EXERCISE PROMPT >>
Every record must appear in your copy exactly as written, with no pictures.

** Start RECORDS **

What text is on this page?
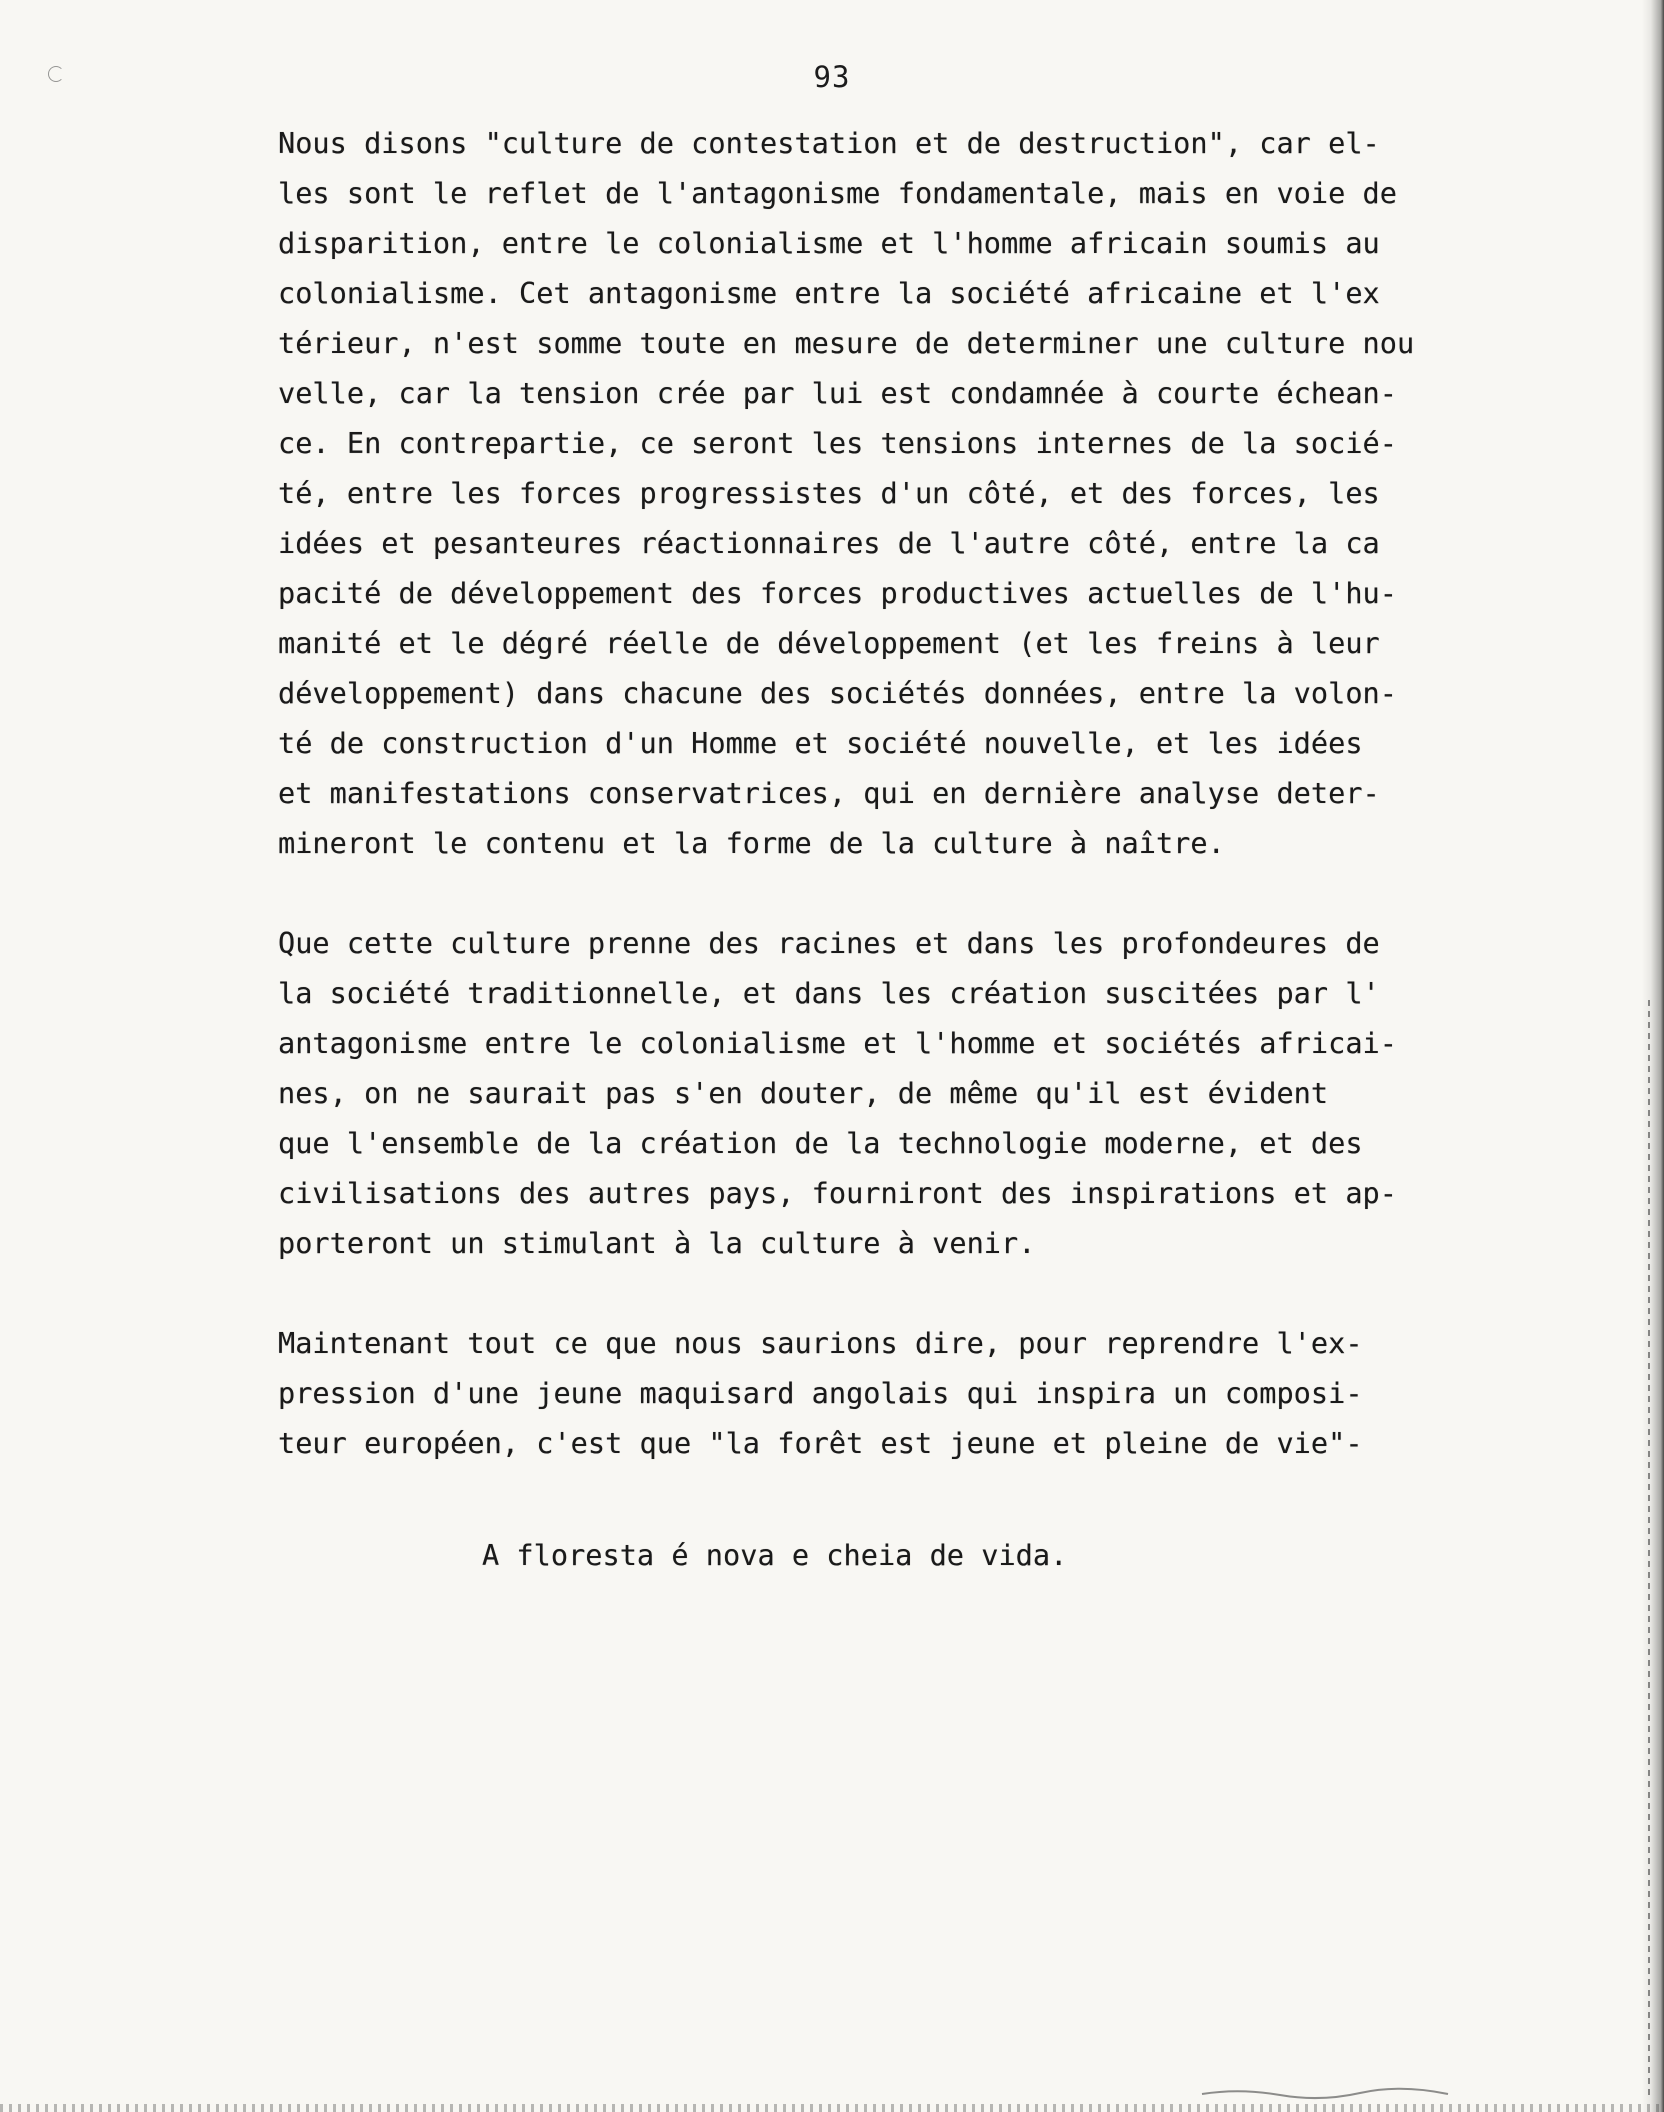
93
Nous disons "culture de contestation et de destruction", car el-
les sont le reflet de l'antagonisme fondamentale, mais en voie de
disparition, entre le colonialisme et l'homme africain soumis au
colonialisme. Cet antagonisme entre la société africaine et l'ex
térieur, n'est somme toute en mesure de determiner une culture nou
velle, car la tension crée par lui est condamnée à courte échean-
ce. En contrepartie, ce seront les tensions internes de la socié-
té, entre les forces progressistes d'un côté, et des forces, les
idées et pesanteures réactionnaires de l'autre côté, entre la ca
pacité de développement des forces productives actuelles de l'hu-
manité et le dégré réelle de développement (et les freins à leur
développement) dans chacune des sociétés données, entre la volon-
té de construction d'un Homme et société nouvelle, et les idées
et manifestations conservatrices, qui en dernière analyse deter-
mineront le contenu et la forme de la culture à naître.
Que cette culture prenne des racines et dans les profondeures de
la société traditionnelle, et dans les création suscitées par l'
antagonisme entre le colonialisme et l'homme et sociétés africai-
nes, on ne saurait pas s'en douter, de même qu'il est évident
que l'ensemble de la création de la technologie moderne, et des
civilisations des autres pays, fourniront des inspirations et ap-
porteront un stimulant à la culture à venir.
Maintenant tout ce que nous saurions dire, pour reprendre l'ex-
pression d'une jeune maquisard angolais qui inspira un composi-
teur européen, c'est que "la forêt est jeune et pleine de vie"-
A floresta é nova e cheia de vida.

** End RECORDS **

SOLVED EXERCISE >>
What text is on this page?
93
Nous disons "culture de contestation et de destruction", car el-
les sont le reflet de l'antagonisme fondamentale, mais en voie de
disparition, entre le colonialisme et l'homme africain soumis au
colonialisme. Cet antagonisme entre la société africaine et l'ex
térieur, n'est somme toute en mesure de determiner une culture nou
velle, car la tension crée par lui est condamnée à courte échean-
ce. En contrepartie, ce seront les tensions internes de la socié-
té, entre les forces progressistes d'un côté, et des forces, les
idées et pesanteures réactionnaires de l'autre côté, entre la ca
pacité de développement des forces productives actuelles de l'hu-
manité et le dégré réelle de développement (et les freins à leur
développement) dans chacune des sociétés données, entre la volon-
té de construction d'un Homme et société nouvelle, et les idées
et manifestations conservatrices, qui en dernière analyse deter-
mineront le contenu et la forme de la culture à naître.
Que cette culture prenne des racines et dans les profondeures de
la société traditionnelle, et dans les création suscitées par l'
antagonisme entre le colonialisme et l'homme et sociétés africai-
nes, on ne saurait pas s'en douter, de même qu'il est évident
que l'ensemble de la création de la technologie moderne, et des
civilisations des autres pays, fourniront des inspirations et ap-
porteront un stimulant à la culture à venir.
Maintenant tout ce que nous saurions dire, pour reprendre l'ex-
pression d'une jeune maquisard angolais qui inspira un composi-
teur européen, c'est que "la forêt est jeune et pleine de vie"-
A floresta é nova e cheia de vida.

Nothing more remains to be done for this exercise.